Instructions to follow:
Make an exact copy of all the entries below, with the pictures left out.
# start of Task data
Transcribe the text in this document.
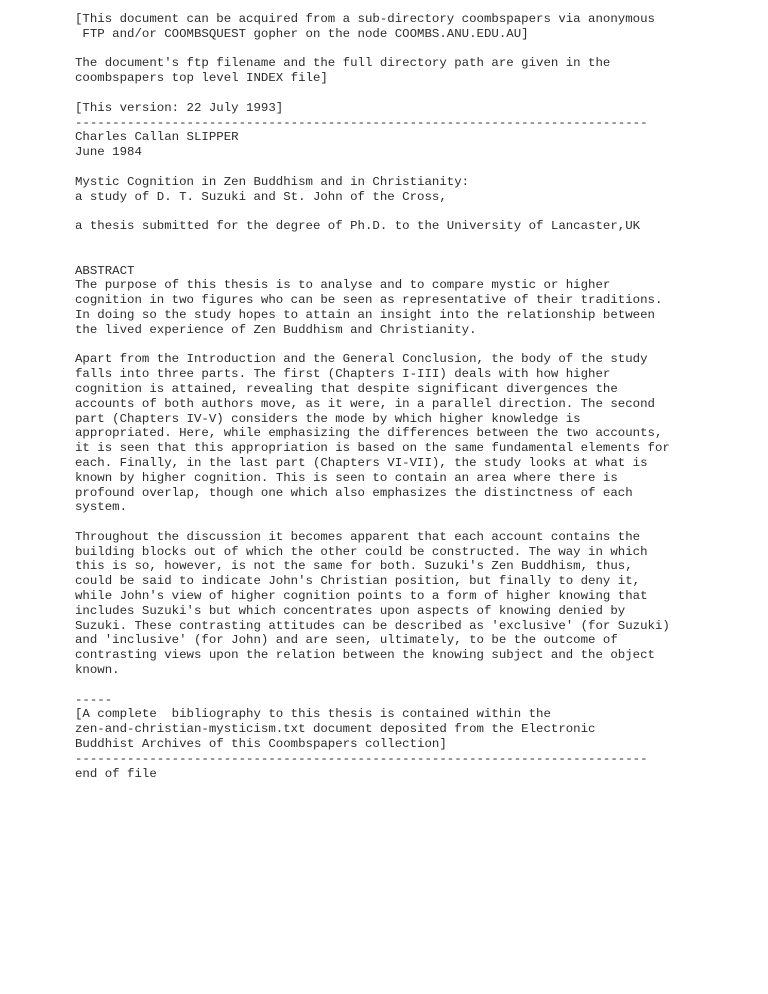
[This document can be acquired from a sub-directory coombspapers via anonymous
FTP and/or COOMBSQUEST gopher on the node COOMBS.ANU.EDU.AU]
The document's ftp filename and the full directory path are given in the
coombspapers top level INDEX file]
[This version: 22 July 1993]
-----------------------------------------------------------------------------
Charles Callan SLIPPER
June 1984
Mystic Cognition in Zen Buddhism and in Christianity:
a study of D. T. Suzuki and St. John of the Cross,
a thesis submitted for the degree of Ph.D. to the University of Lancaster,UK
ABSTRACT
The purpose of this thesis is to analyse and to compare mystic or higher
cognition in two figures who can be seen as representative of their traditions.
In doing so the study hopes to attain an insight into the relationship between
the lived experience of Zen Buddhism and Christianity.
Apart from the Introduction and the General Conclusion, the body of the study
falls into three parts. The first (Chapters I-III) deals with how higher
cognition is attained, revealing that despite significant divergences the
accounts of both authors move, as it were, in a parallel direction. The second
part (Chapters IV-V) considers the mode by which higher knowledge is
appropriated. Here, while emphasizing the differences between the two accounts,
it is seen that this appropriation is based on the same fundamental elements for
each. Finally, in the last part (Chapters VI-VII), the study looks at what is
known by higher cognition. This is seen to contain an area where there is
profound overlap, though one which also emphasizes the distinctness of each
system.
Throughout the discussion it becomes apparent that each account contains the
building blocks out of which the other could be constructed. The way in which
this is so, however, is not the same for both. Suzuki's Zen Buddhism, thus,
could be said to indicate John's Christian position, but finally to deny it,
while John's view of higher cognition points to a form of higher knowing that
includes Suzuki's but which concentrates upon aspects of knowing denied by
Suzuki. These contrasting attitudes can be described as 'exclusive' (for Suzuki)
and 'inclusive' (for John) and are seen, ultimately, to be the outcome of
contrasting views upon the relation between the knowing subject and the object
known.
-----
[A complete  bibliography to this thesis is contained within the
zen-and-christian-mysticism.txt document deposited from the Electronic
Buddhist Archives of this Coombspapers collection]
-----------------------------------------------------------------------------
end of file
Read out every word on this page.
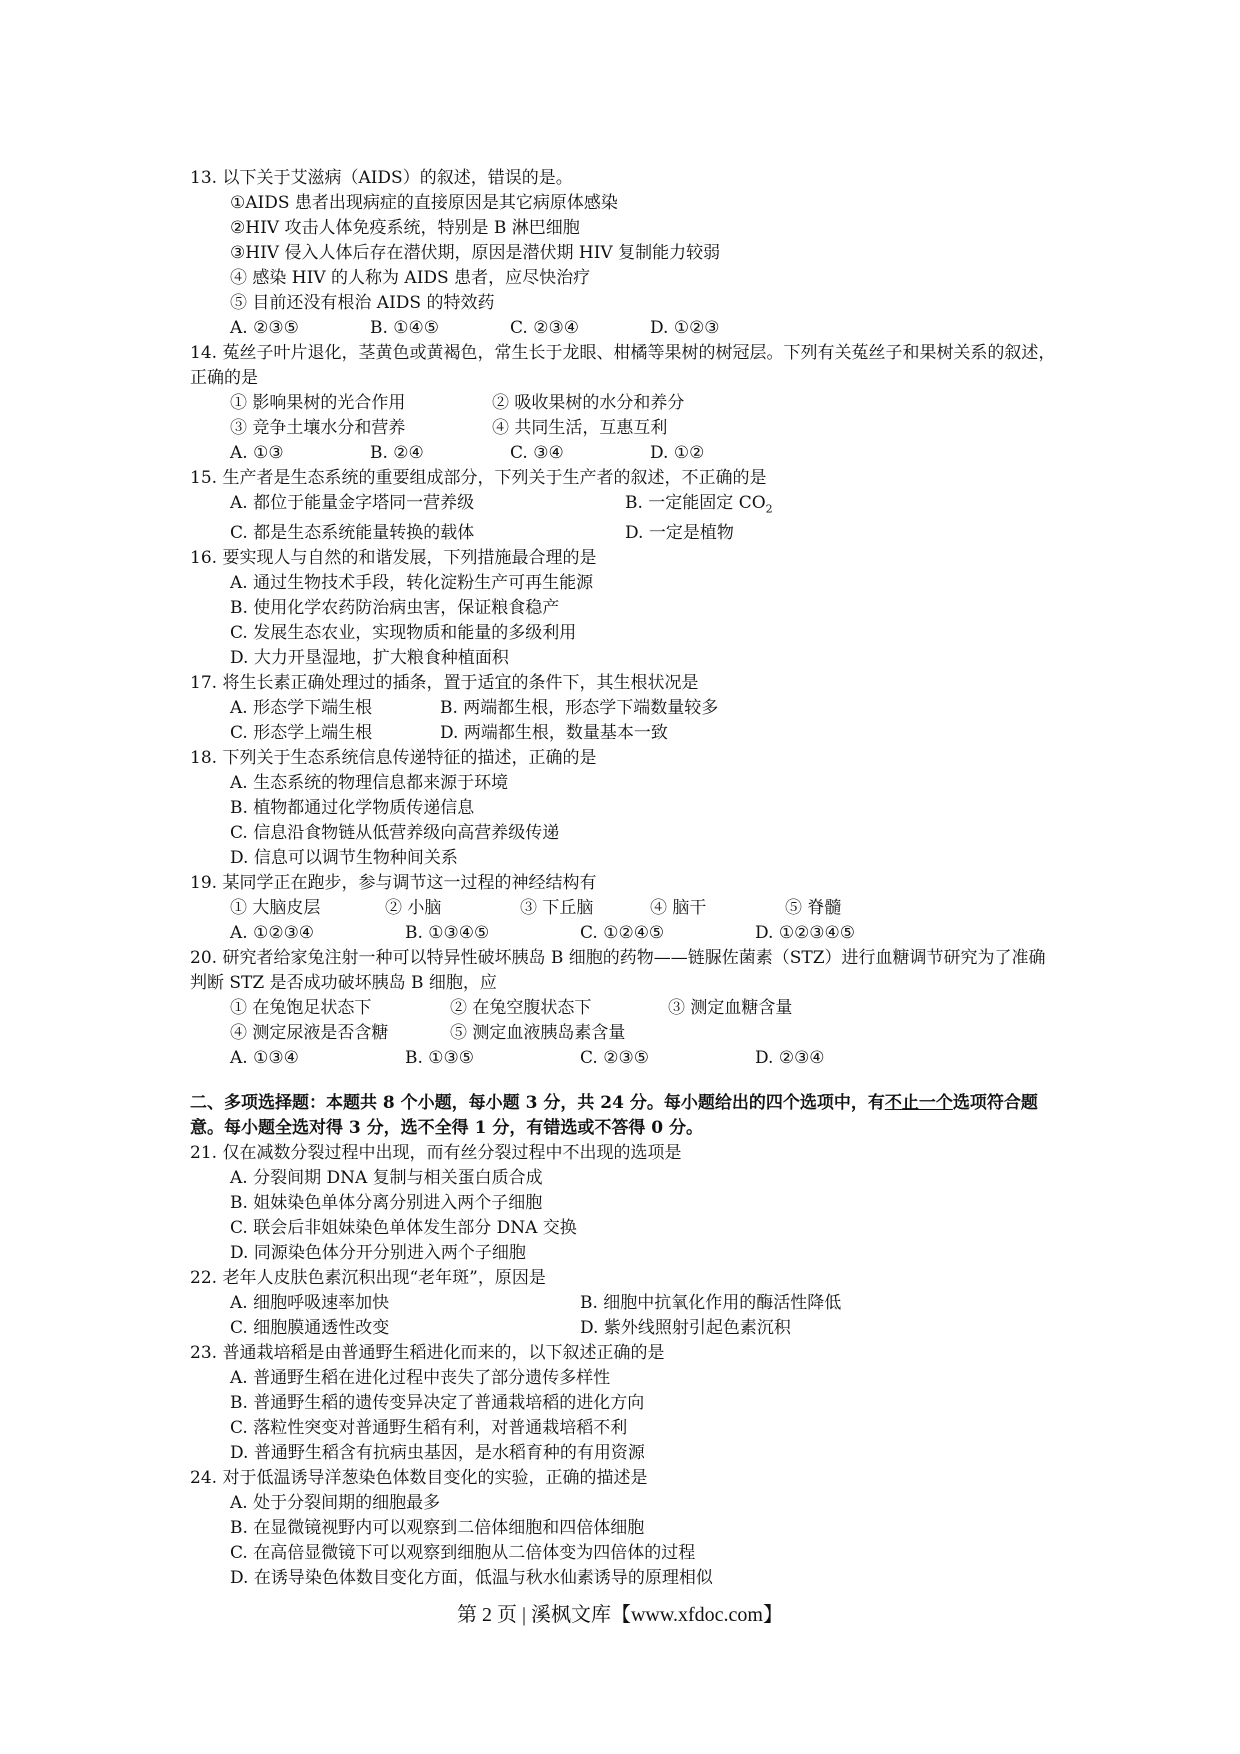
13. 以下关于艾滋病（AIDS）的叙述，错误的是。
①AIDS 患者出现病症的直接原因是其它病原体感染
②HIV 攻击人体免疫系统，特别是 B 淋巴细胞
③HIV 侵入人体后存在潜伏期，原因是潜伏期 HIV 复制能力较弱
④ 感染 HIV 的人称为 AIDS 患者，应尽快治疗
⑤ 目前还没有根治 AIDS 的特效药
A. ②③⑤	B. ①④⑤	C. ②③④	D. ①②③
14. 菟丝子叶片退化，茎黄色或黄褐色，常生长于龙眼、柑橘等果树的树冠层。下列有关菟丝子和果树关系的叙述，正确的是
① 影响果树的光合作用	② 吸收果树的水分和养分
③ 竞争土壤水分和营养	④ 共同生活，互惠互利
A. ①③	B. ②④	C. ③④	D. ①②
15. 生产者是生态系统的重要组成部分，下列关于生产者的叙述，不正确的是
A. 都位于能量金字塔同一营养级	B. 一定能固定 $CO_2$
C. 都是生态系统能量转换的载体	D. 一定是植物
16. 要实现人与自然的和谐发展，下列措施最合理的是
A. 通过生物技术手段，转化淀粉生产可再生能源
B. 使用化学农药防治病虫害，保证粮食稳产
C. 发展生态农业，实现物质和能量的多级利用
D. 大力开垦湿地，扩大粮食种植面积
17. 将生长素正确处理过的插条，置于适宜的条件下，其生根状况是
A. 形态学下端生根	B. 两端都生根，形态学下端数量较多
C. 形态学上端生根	D. 两端都生根，数量基本一致
18. 下列关于生态系统信息传递特征的描述，正确的是
A. 生态系统的物理信息都来源于环境
B. 植物都通过化学物质传递信息
C. 信息沿食物链从低营养级向高营养级传递
D. 信息可以调节生物种间关系
19. 某同学正在跑步，参与调节这一过程的神经结构有
① 大脑皮层	② 小脑	③ 下丘脑	④ 脑干	⑤ 脊髓
A. ①②③④	B. ①③④⑤	C. ①②④⑤	D. ①②③④⑤
20. 研究者给家兔注射一种可以特异性破坏胰岛 B 细胞的药物——链脲佐菌素（STZ）进行血糖调节研究为了准确判断 STZ 是否成功破坏胰岛 B 细胞，应
① 在兔饱足状态下	② 在兔空腹状态下	③ 测定血糖含量
④ 测定尿液是否含糖	⑤ 测定血液胰岛素含量
A. ①③④	B. ①③⑤	C. ②③⑤	D. ②③④
二、多项选择题：本题共 8 个小题，每小题 3 分，共 24 分。每小题给出的四个选项中，有不止一个选项符合题意。每小题全选对得 3 分，选不全得 1 分，有错选或不答得 0 分。
21. 仅在减数分裂过程中出现，而有丝分裂过程中不出现的选项是
A. 分裂间期 DNA 复制与相关蛋白质合成
B. 姐妹染色单体分离分别进入两个子细胞
C. 联会后非姐妹染色单体发生部分 DNA 交换
D. 同源染色体分开分别进入两个子细胞
22. 老年人皮肤色素沉积出现“老年斑”，原因是
A. 细胞呼吸速率加快	B. 细胞中抗氧化作用的酶活性降低
C. 细胞膜通透性改变	D. 紫外线照射引起色素沉积
23. 普通栽培稻是由普通野生稻进化而来的，以下叙述正确的是
A. 普通野生稻在进化过程中丧失了部分遗传多样性
B. 普通野生稻的遗传变异决定了普通栽培稻的进化方向
C. 落粒性突变对普通野生稻有利，对普通栽培稻不利
D. 普通野生稻含有抗病虫基因，是水稻育种的有用资源
24. 对于低温诱导洋葱染色体数目变化的实验，正确的描述是
A. 处于分裂间期的细胞最多
B. 在显微镜视野内可以观察到二倍体细胞和四倍体细胞
C. 在高倍显微镜下可以观察到细胞从二倍体变为四倍体的过程
D. 在诱导染色体数目变化方面，低温与秋水仙素诱导的原理相似
第 2 页 | 溪枫文库【www.xfdoc.com】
# end of Task data
Response:
Transcribe the text in this document.
[This document can be acquired from a sub-directory coombspapers via anonymous
FTP and/or COOMBSQUEST gopher on the node COOMBS.ANU.EDU.AU]
The document's ftp filename and the full directory path are given in the
coombspapers top level INDEX file]
[This version: 22 July 1993]
-----------------------------------------------------------------------------
Charles Callan SLIPPER
June 1984
Mystic Cognition in Zen Buddhism and in Christianity:
a study of D. T. Suzuki and St. John of the Cross,
a thesis submitted for the degree of Ph.D. to the University of Lancaster,UK
ABSTRACT
The purpose of this thesis is to analyse and to compare mystic or higher
cognition in two figures who can be seen as representative of their traditions.
In doing so the study hopes to attain an insight into the relationship between
the lived experience of Zen Buddhism and Christianity.
Apart from the Introduction and the General Conclusion, the body of the study
falls into three parts. The first (Chapters I-III) deals with how higher
cognition is attained, revealing that despite significant divergences the
accounts of both authors move, as it were, in a parallel direction. The second
part (Chapters IV-V) considers the mode by which higher knowledge is
appropriated. Here, while emphasizing the differences between the two accounts,
it is seen that this appropriation is based on the same fundamental elements for
each. Finally, in the last part (Chapters VI-VII), the study looks at what is
known by higher cognition. This is seen to contain an area where there is
profound overlap, though one which also emphasizes the distinctness of each
system.
Throughout the discussion it becomes apparent that each account contains the
building blocks out of which the other could be constructed. The way in which
this is so, however, is not the same for both. Suzuki's Zen Buddhism, thus,
could be said to indicate John's Christian position, but finally to deny it,
while John's view of higher cognition points to a form of higher knowing that
includes Suzuki's but which concentrates upon aspects of knowing denied by
Suzuki. These contrasting attitudes can be described as 'exclusive' (for Suzuki)
and 'inclusive' (for John) and are seen, ultimately, to be the outcome of
contrasting views upon the relation between the knowing subject and the object
known.
-----
[A complete  bibliography to this thesis is contained within the
zen-and-christian-mysticism.txt document deposited from the Electronic
Buddhist Archives of this Coombspapers collection]
-----------------------------------------------------------------------------
end of file
Read out every word on this page.
13. 以下关于艾滋病（AIDS）的叙述，错误的是。
①AIDS 患者出现病症的直接原因是其它病原体感染
②HIV 攻击人体免疫系统，特别是 B 淋巴细胞
③HIV 侵入人体后存在潜伏期，原因是潜伏期 HIV 复制能力较弱
④ 感染 HIV 的人称为 AIDS 患者，应尽快治疗
⑤ 目前还没有根治 AIDS 的特效药
A. ②③⑤	B. ①④⑤	C. ②③④	D. ①②③
14. 菟丝子叶片退化，茎黄色或黄褐色，常生长于龙眼、柑橘等果树的树冠层。下列有关菟丝子和果树关系的叙述，正确的是
① 影响果树的光合作用	② 吸收果树的水分和养分
③ 竞争土壤水分和营养	④ 共同生活，互惠互利
A. ①③	B. ②④	C. ③④	D. ①②
15. 生产者是生态系统的重要组成部分，下列关于生产者的叙述，不正确的是
A. 都位于能量金字塔同一营养级	B. 一定能固定 $CO_2$
C. 都是生态系统能量转换的载体	D. 一定是植物
16. 要实现人与自然的和谐发展，下列措施最合理的是
A. 通过生物技术手段，转化淀粉生产可再生能源
B. 使用化学农药防治病虫害，保证粮食稳产
C. 发展生态农业，实现物质和能量的多级利用
D. 大力开垦湿地，扩大粮食种植面积
17. 将生长素正确处理过的插条，置于适宜的条件下，其生根状况是
A. 形态学下端生根	B. 两端都生根，形态学下端数量较多
C. 形态学上端生根	D. 两端都生根，数量基本一致
18. 下列关于生态系统信息传递特征的描述，正确的是
A. 生态系统的物理信息都来源于环境
B. 植物都通过化学物质传递信息
C. 信息沿食物链从低营养级向高营养级传递
D. 信息可以调节生物种间关系
19. 某同学正在跑步，参与调节这一过程的神经结构有
① 大脑皮层	② 小脑	③ 下丘脑	④ 脑干	⑤ 脊髓
A. ①②③④	B. ①③④⑤	C. ①②④⑤	D. ①②③④⑤
20. 研究者给家兔注射一种可以特异性破坏胰岛 B 细胞的药物——链脲佐菌素（STZ）进行血糖调节研究为了准确判断 STZ 是否成功破坏胰岛 B 细胞，应
① 在兔饱足状态下	② 在兔空腹状态下	③ 测定血糖含量
④ 测定尿液是否含糖	⑤ 测定血液胰岛素含量
A. ①③④	B. ①③⑤	C. ②③⑤	D. ②③④
二、多项选择题：本题共 8 个小题，每小题 3 分，共 24 分。每小题给出的四个选项中，有不止一个选项符合题意。每小题全选对得 3 分，选不全得 1 分，有错选或不答得 0 分。
21. 仅在减数分裂过程中出现，而有丝分裂过程中不出现的选项是
A. 分裂间期 DNA 复制与相关蛋白质合成
B. 姐妹染色单体分离分别进入两个子细胞
C. 联会后非姐妹染色单体发生部分 DNA 交换
D. 同源染色体分开分别进入两个子细胞
22. 老年人皮肤色素沉积出现“老年斑”，原因是
A. 细胞呼吸速率加快	B. 细胞中抗氧化作用的酶活性降低
C. 细胞膜通透性改变	D. 紫外线照射引起色素沉积
23. 普通栽培稻是由普通野生稻进化而来的，以下叙述正确的是
A. 普通野生稻在进化过程中丧失了部分遗传多样性
B. 普通野生稻的遗传变异决定了普通栽培稻的进化方向
C. 落粒性突变对普通野生稻有利，对普通栽培稻不利
D. 普通野生稻含有抗病虫基因，是水稻育种的有用资源
24. 对于低温诱导洋葱染色体数目变化的实验，正确的描述是
A. 处于分裂间期的细胞最多
B. 在显微镜视野内可以观察到二倍体细胞和四倍体细胞
C. 在高倍显微镜下可以观察到细胞从二倍体变为四倍体的过程
D. 在诱导染色体数目变化方面，低温与秋水仙素诱导的原理相似
第 2 页 | 溪枫文库【www.xfdoc.com】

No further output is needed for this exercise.